> **DIRECTIONS**
Skip the pictures and repeat each line of the data exactly.

> **DATA SUPPLIED**
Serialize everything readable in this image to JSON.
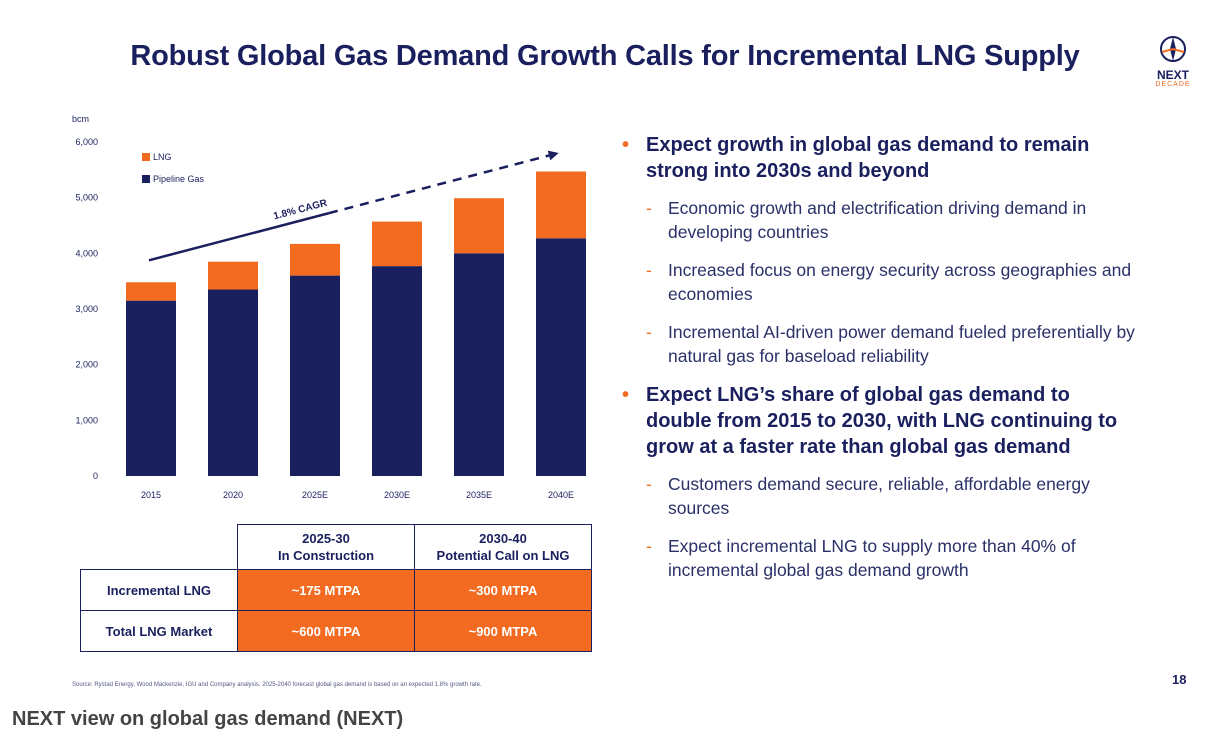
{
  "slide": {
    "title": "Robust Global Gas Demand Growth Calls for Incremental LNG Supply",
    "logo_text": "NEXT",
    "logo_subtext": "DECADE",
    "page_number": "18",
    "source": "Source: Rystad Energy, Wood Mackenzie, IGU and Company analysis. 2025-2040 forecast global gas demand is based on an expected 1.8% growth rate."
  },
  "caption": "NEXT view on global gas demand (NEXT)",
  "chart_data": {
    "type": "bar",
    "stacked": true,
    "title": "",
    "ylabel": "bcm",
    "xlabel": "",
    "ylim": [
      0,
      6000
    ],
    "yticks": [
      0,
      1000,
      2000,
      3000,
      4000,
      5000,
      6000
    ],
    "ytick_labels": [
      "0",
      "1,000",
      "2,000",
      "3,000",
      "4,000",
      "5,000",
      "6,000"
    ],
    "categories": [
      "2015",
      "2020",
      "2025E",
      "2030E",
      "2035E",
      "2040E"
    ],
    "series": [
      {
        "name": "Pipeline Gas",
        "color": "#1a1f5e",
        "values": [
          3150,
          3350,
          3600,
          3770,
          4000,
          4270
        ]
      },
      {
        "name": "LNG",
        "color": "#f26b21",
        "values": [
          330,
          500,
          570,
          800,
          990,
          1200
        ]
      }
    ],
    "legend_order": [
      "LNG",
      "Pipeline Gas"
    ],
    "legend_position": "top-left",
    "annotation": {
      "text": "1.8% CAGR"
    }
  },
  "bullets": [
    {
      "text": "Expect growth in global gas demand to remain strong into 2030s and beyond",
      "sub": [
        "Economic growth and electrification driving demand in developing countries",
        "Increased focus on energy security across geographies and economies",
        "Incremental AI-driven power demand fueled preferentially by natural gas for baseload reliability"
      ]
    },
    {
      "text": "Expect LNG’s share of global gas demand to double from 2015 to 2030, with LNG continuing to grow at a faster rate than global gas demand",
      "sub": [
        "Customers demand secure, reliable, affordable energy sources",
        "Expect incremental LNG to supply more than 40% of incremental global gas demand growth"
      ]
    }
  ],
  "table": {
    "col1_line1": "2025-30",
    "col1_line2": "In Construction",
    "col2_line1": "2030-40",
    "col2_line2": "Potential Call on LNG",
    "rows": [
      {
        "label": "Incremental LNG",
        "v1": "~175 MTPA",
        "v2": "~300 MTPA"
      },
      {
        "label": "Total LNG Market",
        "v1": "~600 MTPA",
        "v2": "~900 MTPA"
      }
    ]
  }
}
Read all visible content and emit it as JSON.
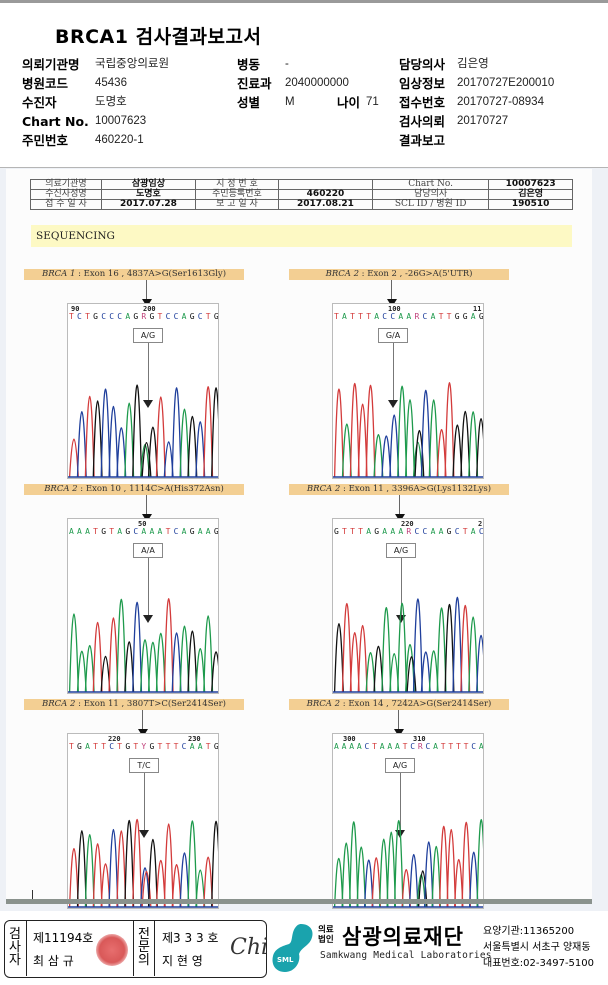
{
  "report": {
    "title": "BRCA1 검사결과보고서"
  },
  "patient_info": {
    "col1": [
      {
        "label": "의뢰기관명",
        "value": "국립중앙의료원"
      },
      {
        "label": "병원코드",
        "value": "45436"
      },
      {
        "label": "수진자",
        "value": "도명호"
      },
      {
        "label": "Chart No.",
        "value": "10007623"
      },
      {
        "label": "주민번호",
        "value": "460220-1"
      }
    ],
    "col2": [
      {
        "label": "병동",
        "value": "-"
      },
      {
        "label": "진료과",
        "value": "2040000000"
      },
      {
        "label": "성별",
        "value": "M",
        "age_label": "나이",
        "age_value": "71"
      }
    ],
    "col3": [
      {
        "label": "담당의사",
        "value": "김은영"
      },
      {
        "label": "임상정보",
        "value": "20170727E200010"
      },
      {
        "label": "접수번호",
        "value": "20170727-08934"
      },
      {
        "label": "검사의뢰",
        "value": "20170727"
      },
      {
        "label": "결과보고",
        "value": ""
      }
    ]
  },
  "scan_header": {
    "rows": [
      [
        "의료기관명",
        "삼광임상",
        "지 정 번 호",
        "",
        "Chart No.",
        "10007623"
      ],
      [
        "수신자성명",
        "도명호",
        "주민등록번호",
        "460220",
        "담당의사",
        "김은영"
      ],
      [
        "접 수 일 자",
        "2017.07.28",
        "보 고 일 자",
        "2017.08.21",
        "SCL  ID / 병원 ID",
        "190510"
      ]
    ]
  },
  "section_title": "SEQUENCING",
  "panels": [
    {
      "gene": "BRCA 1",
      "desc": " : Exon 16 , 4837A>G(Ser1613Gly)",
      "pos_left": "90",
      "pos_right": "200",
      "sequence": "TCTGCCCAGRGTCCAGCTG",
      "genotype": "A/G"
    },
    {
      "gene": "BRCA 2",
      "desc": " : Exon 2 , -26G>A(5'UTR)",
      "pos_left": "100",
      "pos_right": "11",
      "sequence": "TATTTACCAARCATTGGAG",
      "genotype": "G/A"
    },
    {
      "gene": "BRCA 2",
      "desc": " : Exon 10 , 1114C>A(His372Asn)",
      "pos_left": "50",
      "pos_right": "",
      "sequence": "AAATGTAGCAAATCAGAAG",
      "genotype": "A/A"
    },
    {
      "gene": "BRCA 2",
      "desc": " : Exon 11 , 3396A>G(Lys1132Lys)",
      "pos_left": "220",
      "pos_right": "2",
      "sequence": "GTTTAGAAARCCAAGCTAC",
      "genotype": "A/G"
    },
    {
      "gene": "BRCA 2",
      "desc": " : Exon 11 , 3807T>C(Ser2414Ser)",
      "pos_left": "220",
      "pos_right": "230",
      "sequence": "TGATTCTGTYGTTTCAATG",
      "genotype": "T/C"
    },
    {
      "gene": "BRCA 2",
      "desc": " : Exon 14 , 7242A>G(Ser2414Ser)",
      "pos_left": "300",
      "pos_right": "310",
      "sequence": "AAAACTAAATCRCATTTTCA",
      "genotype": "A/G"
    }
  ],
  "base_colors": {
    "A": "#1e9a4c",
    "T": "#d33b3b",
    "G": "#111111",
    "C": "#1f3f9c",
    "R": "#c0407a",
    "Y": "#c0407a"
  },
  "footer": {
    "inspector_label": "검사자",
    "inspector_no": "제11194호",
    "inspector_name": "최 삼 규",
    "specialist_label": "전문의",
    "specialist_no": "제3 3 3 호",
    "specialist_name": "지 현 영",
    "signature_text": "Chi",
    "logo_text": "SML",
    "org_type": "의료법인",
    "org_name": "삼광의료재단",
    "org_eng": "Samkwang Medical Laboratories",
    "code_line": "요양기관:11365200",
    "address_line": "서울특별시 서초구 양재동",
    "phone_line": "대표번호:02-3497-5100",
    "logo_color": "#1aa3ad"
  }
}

> **EXERCISE SOLUTION**
Serialize everything readable in this image to JSON.
{
  "slide": {
    "title": "Robust Global Gas Demand Growth Calls for Incremental LNG Supply",
    "logo_text": "NEXT",
    "logo_subtext": "DECADE",
    "page_number": "18",
    "source": "Source: Rystad Energy, Wood Mackenzie, IGU and Company analysis. 2025-2040 forecast global gas demand is based on an expected 1.8% growth rate."
  },
  "caption": "NEXT view on global gas demand (NEXT)",
  "chart_data": {
    "type": "bar",
    "stacked": true,
    "title": "",
    "ylabel": "bcm",
    "xlabel": "",
    "ylim": [
      0,
      6000
    ],
    "yticks": [
      0,
      1000,
      2000,
      3000,
      4000,
      5000,
      6000
    ],
    "ytick_labels": [
      "0",
      "1,000",
      "2,000",
      "3,000",
      "4,000",
      "5,000",
      "6,000"
    ],
    "categories": [
      "2015",
      "2020",
      "2025E",
      "2030E",
      "2035E",
      "2040E"
    ],
    "series": [
      {
        "name": "Pipeline Gas",
        "color": "#1a1f5e",
        "values": [
          3150,
          3350,
          3600,
          3770,
          4000,
          4270
        ]
      },
      {
        "name": "LNG",
        "color": "#f26b21",
        "values": [
          330,
          500,
          570,
          800,
          990,
          1200
        ]
      }
    ],
    "legend_order": [
      "LNG",
      "Pipeline Gas"
    ],
    "legend_position": "top-left",
    "annotation": {
      "text": "1.8% CAGR"
    }
  },
  "bullets": [
    {
      "text": "Expect growth in global gas demand to remain strong into 2030s and beyond",
      "sub": [
        "Economic growth and electrification driving demand in developing countries",
        "Increased focus on energy security across geographies and economies",
        "Incremental AI-driven power demand fueled preferentially by natural gas for baseload reliability"
      ]
    },
    {
      "text": "Expect LNG’s share of global gas demand to double from 2015 to 2030, with LNG continuing to grow at a faster rate than global gas demand",
      "sub": [
        "Customers demand secure, reliable, affordable energy sources",
        "Expect incremental LNG to supply more than 40% of incremental global gas demand growth"
      ]
    }
  ],
  "table": {
    "col1_line1": "2025-30",
    "col1_line2": "In Construction",
    "col2_line1": "2030-40",
    "col2_line2": "Potential Call on LNG",
    "rows": [
      {
        "label": "Incremental LNG",
        "v1": "~175 MTPA",
        "v2": "~300 MTPA"
      },
      {
        "label": "Total LNG Market",
        "v1": "~600 MTPA",
        "v2": "~900 MTPA"
      }
    ]
  }
}
Read all visible content and emit it as JSON.
{
  "report": {
    "title": "BRCA1 검사결과보고서"
  },
  "patient_info": {
    "col1": [
      {
        "label": "의뢰기관명",
        "value": "국립중앙의료원"
      },
      {
        "label": "병원코드",
        "value": "45436"
      },
      {
        "label": "수진자",
        "value": "도명호"
      },
      {
        "label": "Chart No.",
        "value": "10007623"
      },
      {
        "label": "주민번호",
        "value": "460220-1"
      }
    ],
    "col2": [
      {
        "label": "병동",
        "value": "-"
      },
      {
        "label": "진료과",
        "value": "2040000000"
      },
      {
        "label": "성별",
        "value": "M",
        "age_label": "나이",
        "age_value": "71"
      }
    ],
    "col3": [
      {
        "label": "담당의사",
        "value": "김은영"
      },
      {
        "label": "임상정보",
        "value": "20170727E200010"
      },
      {
        "label": "접수번호",
        "value": "20170727-08934"
      },
      {
        "label": "검사의뢰",
        "value": "20170727"
      },
      {
        "label": "결과보고",
        "value": ""
      }
    ]
  },
  "scan_header": {
    "rows": [
      [
        "의료기관명",
        "삼광임상",
        "지 정 번 호",
        "",
        "Chart No.",
        "10007623"
      ],
      [
        "수신자성명",
        "도명호",
        "주민등록번호",
        "460220",
        "담당의사",
        "김은영"
      ],
      [
        "접 수 일 자",
        "2017.07.28",
        "보 고 일 자",
        "2017.08.21",
        "SCL  ID / 병원 ID",
        "190510"
      ]
    ]
  },
  "section_title": "SEQUENCING",
  "panels": [
    {
      "gene": "BRCA 1",
      "desc": " : Exon 16 , 4837A>G(Ser1613Gly)",
      "pos_left": "90",
      "pos_right": "200",
      "sequence": "TCTGCCCAGRGTCCAGCTG",
      "genotype": "A/G"
    },
    {
      "gene": "BRCA 2",
      "desc": " : Exon 2 , -26G>A(5'UTR)",
      "pos_left": "100",
      "pos_right": "11",
      "sequence": "TATTTACCAARCATTGGAG",
      "genotype": "G/A"
    },
    {
      "gene": "BRCA 2",
      "desc": " : Exon 10 , 1114C>A(His372Asn)",
      "pos_left": "50",
      "pos_right": "",
      "sequence": "AAATGTAGCAAATCAGAAG",
      "genotype": "A/A"
    },
    {
      "gene": "BRCA 2",
      "desc": " : Exon 11 , 3396A>G(Lys1132Lys)",
      "pos_left": "220",
      "pos_right": "2",
      "sequence": "GTTTAGAAARCCAAGCTAC",
      "genotype": "A/G"
    },
    {
      "gene": "BRCA 2",
      "desc": " : Exon 11 , 3807T>C(Ser2414Ser)",
      "pos_left": "220",
      "pos_right": "230",
      "sequence": "TGATTCTGTYGTTTCAATG",
      "genotype": "T/C"
    },
    {
      "gene": "BRCA 2",
      "desc": " : Exon 14 , 7242A>G(Ser2414Ser)",
      "pos_left": "300",
      "pos_right": "310",
      "sequence": "AAAACTAAATCRCATTTTCA",
      "genotype": "A/G"
    }
  ],
  "base_colors": {
    "A": "#1e9a4c",
    "T": "#d33b3b",
    "G": "#111111",
    "C": "#1f3f9c",
    "R": "#c0407a",
    "Y": "#c0407a"
  },
  "footer": {
    "inspector_label": "검사자",
    "inspector_no": "제11194호",
    "inspector_name": "최 삼 규",
    "specialist_label": "전문의",
    "specialist_no": "제3 3 3 호",
    "specialist_name": "지 현 영",
    "signature_text": "Chi",
    "logo_text": "SML",
    "org_type": "의료법인",
    "org_name": "삼광의료재단",
    "org_eng": "Samkwang Medical Laboratories",
    "code_line": "요양기관:11365200",
    "address_line": "서울특별시 서초구 양재동",
    "phone_line": "대표번호:02-3497-5100",
    "logo_color": "#1aa3ad"
  }
}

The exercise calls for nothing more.